* START *
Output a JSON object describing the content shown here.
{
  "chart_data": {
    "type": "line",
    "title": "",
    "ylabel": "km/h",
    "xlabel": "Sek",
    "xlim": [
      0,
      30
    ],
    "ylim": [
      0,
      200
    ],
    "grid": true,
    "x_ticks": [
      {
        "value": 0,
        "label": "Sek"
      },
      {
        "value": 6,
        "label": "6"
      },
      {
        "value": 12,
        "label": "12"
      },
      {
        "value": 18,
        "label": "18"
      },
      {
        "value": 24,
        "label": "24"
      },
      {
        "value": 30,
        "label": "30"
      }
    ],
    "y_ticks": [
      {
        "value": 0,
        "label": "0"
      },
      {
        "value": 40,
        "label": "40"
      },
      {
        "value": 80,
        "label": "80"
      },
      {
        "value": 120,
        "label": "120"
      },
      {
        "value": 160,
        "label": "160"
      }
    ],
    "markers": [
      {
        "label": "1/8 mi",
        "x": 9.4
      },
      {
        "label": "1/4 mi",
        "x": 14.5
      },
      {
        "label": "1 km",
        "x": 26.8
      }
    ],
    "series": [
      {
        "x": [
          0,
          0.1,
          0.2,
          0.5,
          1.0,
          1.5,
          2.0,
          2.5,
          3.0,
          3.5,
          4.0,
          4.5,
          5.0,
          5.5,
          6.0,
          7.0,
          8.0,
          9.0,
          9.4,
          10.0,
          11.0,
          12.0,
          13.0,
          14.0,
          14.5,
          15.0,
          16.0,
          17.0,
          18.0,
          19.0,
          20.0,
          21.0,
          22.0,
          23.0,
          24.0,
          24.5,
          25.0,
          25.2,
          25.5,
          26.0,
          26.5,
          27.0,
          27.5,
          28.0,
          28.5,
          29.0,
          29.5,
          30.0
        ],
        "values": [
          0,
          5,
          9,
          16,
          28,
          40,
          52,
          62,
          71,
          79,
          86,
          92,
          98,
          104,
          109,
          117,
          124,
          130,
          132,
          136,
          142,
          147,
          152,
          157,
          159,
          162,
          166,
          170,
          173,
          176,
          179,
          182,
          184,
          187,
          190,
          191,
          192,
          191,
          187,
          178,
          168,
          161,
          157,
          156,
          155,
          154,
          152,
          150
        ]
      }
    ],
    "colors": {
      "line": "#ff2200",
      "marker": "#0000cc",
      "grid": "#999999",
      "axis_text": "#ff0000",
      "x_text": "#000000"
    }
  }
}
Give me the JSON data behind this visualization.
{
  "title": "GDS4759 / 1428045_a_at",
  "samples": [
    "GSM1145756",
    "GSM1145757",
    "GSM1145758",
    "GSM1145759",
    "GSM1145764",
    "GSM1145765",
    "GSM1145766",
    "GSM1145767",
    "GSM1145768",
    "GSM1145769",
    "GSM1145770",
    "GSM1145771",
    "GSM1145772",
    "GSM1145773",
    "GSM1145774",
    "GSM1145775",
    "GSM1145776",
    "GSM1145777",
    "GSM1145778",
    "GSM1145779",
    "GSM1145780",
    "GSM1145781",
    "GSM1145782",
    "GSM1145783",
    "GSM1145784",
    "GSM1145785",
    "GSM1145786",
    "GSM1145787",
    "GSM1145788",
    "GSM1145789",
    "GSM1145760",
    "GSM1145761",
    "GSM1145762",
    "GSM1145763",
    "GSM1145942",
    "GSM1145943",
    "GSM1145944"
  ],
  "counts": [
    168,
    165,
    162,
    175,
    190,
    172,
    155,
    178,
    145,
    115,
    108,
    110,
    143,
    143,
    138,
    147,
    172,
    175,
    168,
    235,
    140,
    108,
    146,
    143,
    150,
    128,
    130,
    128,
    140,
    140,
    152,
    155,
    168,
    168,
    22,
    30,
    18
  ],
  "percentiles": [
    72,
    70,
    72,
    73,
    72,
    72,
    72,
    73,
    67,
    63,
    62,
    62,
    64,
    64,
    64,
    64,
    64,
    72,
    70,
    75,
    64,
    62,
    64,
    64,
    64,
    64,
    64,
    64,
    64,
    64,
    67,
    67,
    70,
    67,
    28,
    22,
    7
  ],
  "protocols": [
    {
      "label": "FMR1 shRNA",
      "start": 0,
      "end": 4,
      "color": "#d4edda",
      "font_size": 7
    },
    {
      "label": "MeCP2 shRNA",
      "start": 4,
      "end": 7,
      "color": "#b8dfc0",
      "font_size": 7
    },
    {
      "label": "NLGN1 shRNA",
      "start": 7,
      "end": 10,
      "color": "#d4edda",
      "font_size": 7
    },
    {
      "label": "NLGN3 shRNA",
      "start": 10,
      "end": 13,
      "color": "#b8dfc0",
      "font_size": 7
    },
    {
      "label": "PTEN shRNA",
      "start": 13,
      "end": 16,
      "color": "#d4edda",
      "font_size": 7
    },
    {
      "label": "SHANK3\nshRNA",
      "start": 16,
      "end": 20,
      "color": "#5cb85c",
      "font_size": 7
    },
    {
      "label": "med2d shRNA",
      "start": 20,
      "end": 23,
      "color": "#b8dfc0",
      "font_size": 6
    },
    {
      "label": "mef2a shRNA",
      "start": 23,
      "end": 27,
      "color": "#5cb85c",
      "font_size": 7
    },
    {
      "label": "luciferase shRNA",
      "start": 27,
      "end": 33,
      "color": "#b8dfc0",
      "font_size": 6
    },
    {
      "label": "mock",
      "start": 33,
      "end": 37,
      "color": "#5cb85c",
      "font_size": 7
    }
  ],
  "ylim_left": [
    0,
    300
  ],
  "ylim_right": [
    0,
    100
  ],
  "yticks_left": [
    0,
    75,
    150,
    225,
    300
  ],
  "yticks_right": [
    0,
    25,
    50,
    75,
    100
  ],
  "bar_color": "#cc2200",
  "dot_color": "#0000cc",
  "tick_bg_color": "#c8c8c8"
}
* END *
• **Directive**
Print the records above in full, exactly.

• **Task response**
Output a JSON object describing the content shown here.
{
  "chart_data": {
    "type": "line",
    "title": "",
    "ylabel": "km/h",
    "xlabel": "Sek",
    "xlim": [
      0,
      30
    ],
    "ylim": [
      0,
      200
    ],
    "grid": true,
    "x_ticks": [
      {
        "value": 0,
        "label": "Sek"
      },
      {
        "value": 6,
        "label": "6"
      },
      {
        "value": 12,
        "label": "12"
      },
      {
        "value": 18,
        "label": "18"
      },
      {
        "value": 24,
        "label": "24"
      },
      {
        "value": 30,
        "label": "30"
      }
    ],
    "y_ticks": [
      {
        "value": 0,
        "label": "0"
      },
      {
        "value": 40,
        "label": "40"
      },
      {
        "value": 80,
        "label": "80"
      },
      {
        "value": 120,
        "label": "120"
      },
      {
        "value": 160,
        "label": "160"
      }
    ],
    "markers": [
      {
        "label": "1/8 mi",
        "x": 9.4
      },
      {
        "label": "1/4 mi",
        "x": 14.5
      },
      {
        "label": "1 km",
        "x": 26.8
      }
    ],
    "series": [
      {
        "x": [
          0,
          0.1,
          0.2,
          0.5,
          1.0,
          1.5,
          2.0,
          2.5,
          3.0,
          3.5,
          4.0,
          4.5,
          5.0,
          5.5,
          6.0,
          7.0,
          8.0,
          9.0,
          9.4,
          10.0,
          11.0,
          12.0,
          13.0,
          14.0,
          14.5,
          15.0,
          16.0,
          17.0,
          18.0,
          19.0,
          20.0,
          21.0,
          22.0,
          23.0,
          24.0,
          24.5,
          25.0,
          25.2,
          25.5,
          26.0,
          26.5,
          27.0,
          27.5,
          28.0,
          28.5,
          29.0,
          29.5,
          30.0
        ],
        "values": [
          0,
          5,
          9,
          16,
          28,
          40,
          52,
          62,
          71,
          79,
          86,
          92,
          98,
          104,
          109,
          117,
          124,
          130,
          132,
          136,
          142,
          147,
          152,
          157,
          159,
          162,
          166,
          170,
          173,
          176,
          179,
          182,
          184,
          187,
          190,
          191,
          192,
          191,
          187,
          178,
          168,
          161,
          157,
          156,
          155,
          154,
          152,
          150
        ]
      }
    ],
    "colors": {
      "line": "#ff2200",
      "marker": "#0000cc",
      "grid": "#999999",
      "axis_text": "#ff0000",
      "x_text": "#000000"
    }
  }
}
Give me the JSON data behind this visualization.
{
  "title": "GDS4759 / 1428045_a_at",
  "samples": [
    "GSM1145756",
    "GSM1145757",
    "GSM1145758",
    "GSM1145759",
    "GSM1145764",
    "GSM1145765",
    "GSM1145766",
    "GSM1145767",
    "GSM1145768",
    "GSM1145769",
    "GSM1145770",
    "GSM1145771",
    "GSM1145772",
    "GSM1145773",
    "GSM1145774",
    "GSM1145775",
    "GSM1145776",
    "GSM1145777",
    "GSM1145778",
    "GSM1145779",
    "GSM1145780",
    "GSM1145781",
    "GSM1145782",
    "GSM1145783",
    "GSM1145784",
    "GSM1145785",
    "GSM1145786",
    "GSM1145787",
    "GSM1145788",
    "GSM1145789",
    "GSM1145760",
    "GSM1145761",
    "GSM1145762",
    "GSM1145763",
    "GSM1145942",
    "GSM1145943",
    "GSM1145944"
  ],
  "counts": [
    168,
    165,
    162,
    175,
    190,
    172,
    155,
    178,
    145,
    115,
    108,
    110,
    143,
    143,
    138,
    147,
    172,
    175,
    168,
    235,
    140,
    108,
    146,
    143,
    150,
    128,
    130,
    128,
    140,
    140,
    152,
    155,
    168,
    168,
    22,
    30,
    18
  ],
  "percentiles": [
    72,
    70,
    72,
    73,
    72,
    72,
    72,
    73,
    67,
    63,
    62,
    62,
    64,
    64,
    64,
    64,
    64,
    72,
    70,
    75,
    64,
    62,
    64,
    64,
    64,
    64,
    64,
    64,
    64,
    64,
    67,
    67,
    70,
    67,
    28,
    22,
    7
  ],
  "protocols": [
    {
      "label": "FMR1 shRNA",
      "start": 0,
      "end": 4,
      "color": "#d4edda",
      "font_size": 7
    },
    {
      "label": "MeCP2 shRNA",
      "start": 4,
      "end": 7,
      "color": "#b8dfc0",
      "font_size": 7
    },
    {
      "label": "NLGN1 shRNA",
      "start": 7,
      "end": 10,
      "color": "#d4edda",
      "font_size": 7
    },
    {
      "label": "NLGN3 shRNA",
      "start": 10,
      "end": 13,
      "color": "#b8dfc0",
      "font_size": 7
    },
    {
      "label": "PTEN shRNA",
      "start": 13,
      "end": 16,
      "color": "#d4edda",
      "font_size": 7
    },
    {
      "label": "SHANK3\nshRNA",
      "start": 16,
      "end": 20,
      "color": "#5cb85c",
      "font_size": 7
    },
    {
      "label": "med2d shRNA",
      "start": 20,
      "end": 23,
      "color": "#b8dfc0",
      "font_size": 6
    },
    {
      "label": "mef2a shRNA",
      "start": 23,
      "end": 27,
      "color": "#5cb85c",
      "font_size": 7
    },
    {
      "label": "luciferase shRNA",
      "start": 27,
      "end": 33,
      "color": "#b8dfc0",
      "font_size": 6
    },
    {
      "label": "mock",
      "start": 33,
      "end": 37,
      "color": "#5cb85c",
      "font_size": 7
    }
  ],
  "ylim_left": [
    0,
    300
  ],
  "ylim_right": [
    0,
    100
  ],
  "yticks_left": [
    0,
    75,
    150,
    225,
    300
  ],
  "yticks_right": [
    0,
    25,
    50,
    75,
    100
  ],
  "bar_color": "#cc2200",
  "dot_color": "#0000cc",
  "tick_bg_color": "#c8c8c8"
}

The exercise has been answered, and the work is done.